→ **Stored data**:
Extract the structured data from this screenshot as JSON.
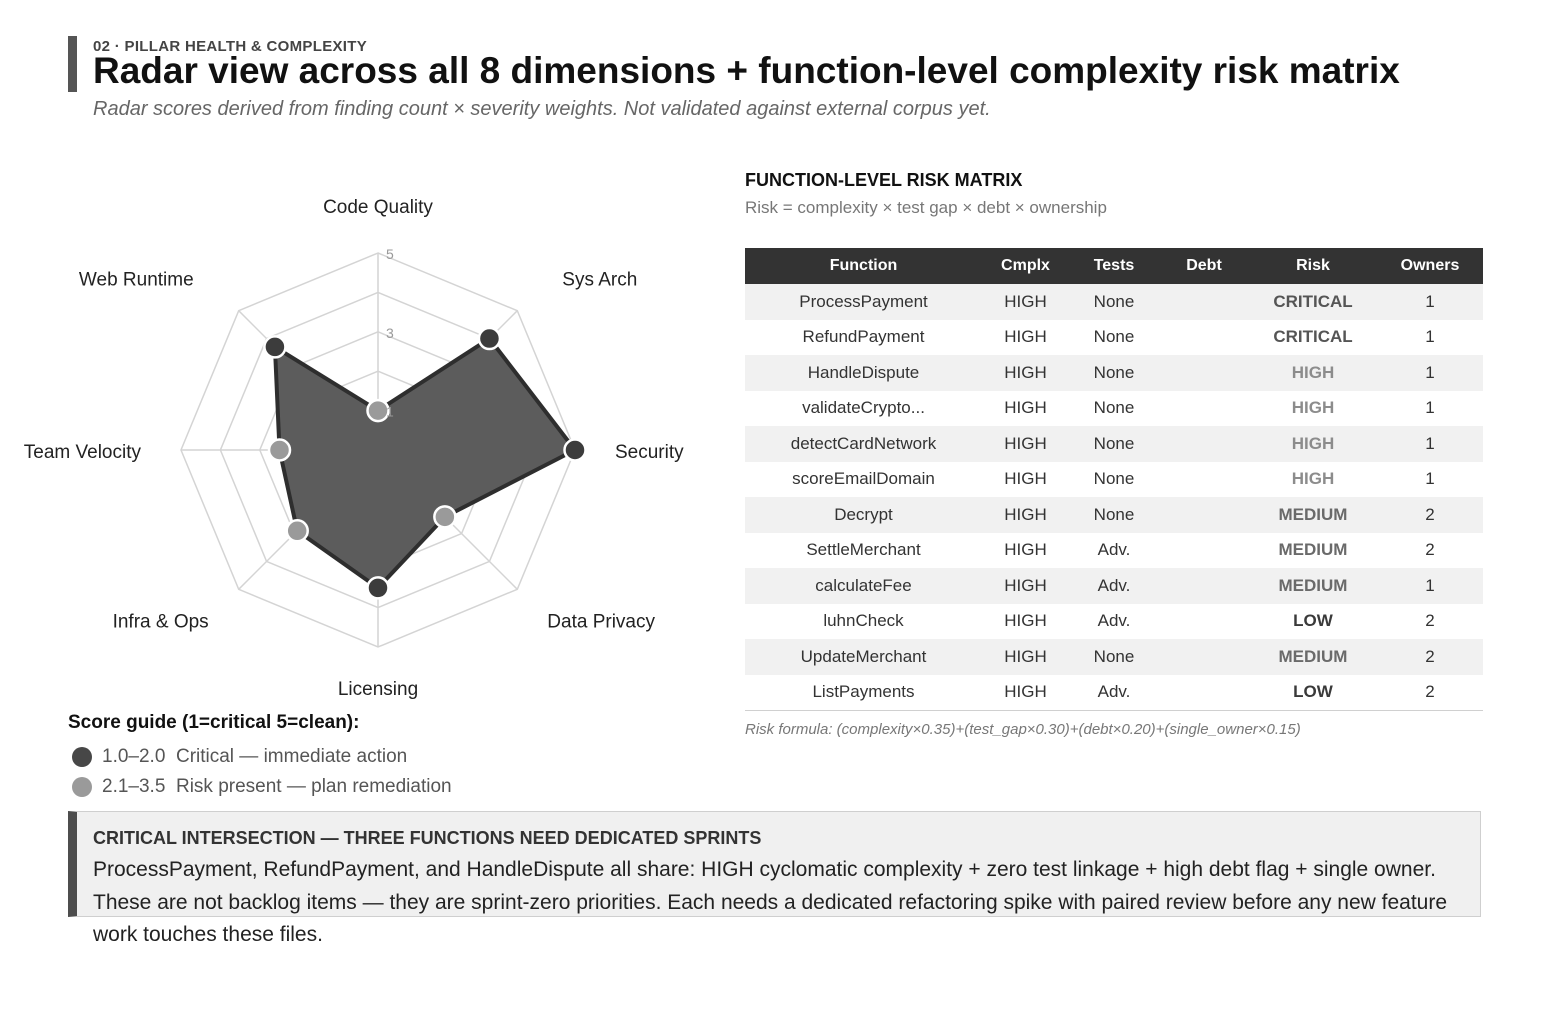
{
  "header": {
    "eyebrow": "02 · PILLAR HEALTH & COMPLEXITY",
    "title": "Radar view across all 8 dimensions + function-level complexity risk matrix",
    "subtitle": "Radar scores derived from finding count × severity weights. Not validated against external corpus yet."
  },
  "chart_data": {
    "type": "radar",
    "axes": [
      "Code Quality",
      "Sys Arch",
      "Security",
      "Data Privacy",
      "Licensing",
      "Infra & Ops",
      "Team Velocity",
      "Web Runtime"
    ],
    "values": [
      1.0,
      4.0,
      5.0,
      2.4,
      3.5,
      2.9,
      2.5,
      3.7
    ],
    "range": [
      0,
      5
    ],
    "ticks": [
      "1",
      "3",
      "5"
    ],
    "tick_values": [
      1,
      3,
      5
    ],
    "grid": true,
    "colors": {
      "fill": "#5c5c5c",
      "stroke": "#2e2e2e",
      "critical": "#3c3c3c",
      "risk": "#9a9a9a",
      "grid": "#d4d4d4"
    }
  },
  "score_guide": {
    "title": "Score guide (1=critical  5=clean):",
    "items": [
      {
        "range": "1.0–2.0",
        "label": "Critical — immediate action",
        "color": "#474747"
      },
      {
        "range": "2.1–3.5",
        "label": "Risk present — plan remediation",
        "color": "#9a9a9a"
      }
    ]
  },
  "matrix": {
    "title": "FUNCTION-LEVEL RISK MATRIX",
    "subtitle": "Risk = complexity × test gap × debt × ownership",
    "columns": [
      "Function",
      "Cmplx",
      "Tests",
      "Debt",
      "Risk",
      "Owners"
    ],
    "rows": [
      [
        "ProcessPayment",
        "HIGH",
        "None",
        "",
        "CRITICAL",
        "1"
      ],
      [
        "RefundPayment",
        "HIGH",
        "None",
        "",
        "CRITICAL",
        "1"
      ],
      [
        "HandleDispute",
        "HIGH",
        "None",
        "",
        "HIGH",
        "1"
      ],
      [
        "validateCrypto...",
        "HIGH",
        "None",
        "",
        "HIGH",
        "1"
      ],
      [
        "detectCardNetwork",
        "HIGH",
        "None",
        "",
        "HIGH",
        "1"
      ],
      [
        "scoreEmailDomain",
        "HIGH",
        "None",
        "",
        "HIGH",
        "1"
      ],
      [
        "Decrypt",
        "HIGH",
        "None",
        "",
        "MEDIUM",
        "2"
      ],
      [
        "SettleMerchant",
        "HIGH",
        "Adv.",
        "",
        "MEDIUM",
        "2"
      ],
      [
        "calculateFee",
        "HIGH",
        "Adv.",
        "",
        "MEDIUM",
        "1"
      ],
      [
        "luhnCheck",
        "HIGH",
        "Adv.",
        "",
        "LOW",
        "2"
      ],
      [
        "UpdateMerchant",
        "HIGH",
        "None",
        "",
        "MEDIUM",
        "2"
      ],
      [
        "ListPayments",
        "HIGH",
        "Adv.",
        "",
        "LOW",
        "2"
      ]
    ],
    "risk_colors": {
      "CRITICAL": "#555555",
      "HIGH": "#8c8c8c",
      "MEDIUM": "#6a6a6a",
      "LOW": "#3a3a3a"
    },
    "formula": "Risk formula: (complexity×0.35)+(test_gap×0.30)+(debt×0.20)+(single_owner×0.15)"
  },
  "callout": {
    "title": "CRITICAL INTERSECTION — THREE FUNCTIONS NEED DEDICATED SPRINTS",
    "body": "ProcessPayment, RefundPayment, and HandleDispute all share: HIGH cyclomatic complexity + zero test linkage + high debt flag + single owner. These are not backlog items — they are sprint-zero priorities. Each needs a dedicated refactoring spike with paired review before any new feature work touches these files."
  }
}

→ **Work to be completed**:
Find the string "from" in the listing and return every line that holds it.

→ **Response**:
Extract the structured data from this screenshot as JSON.
    "subtitle": "Radar scores derived from finding count × severity weights. Not validated against external corpus yet."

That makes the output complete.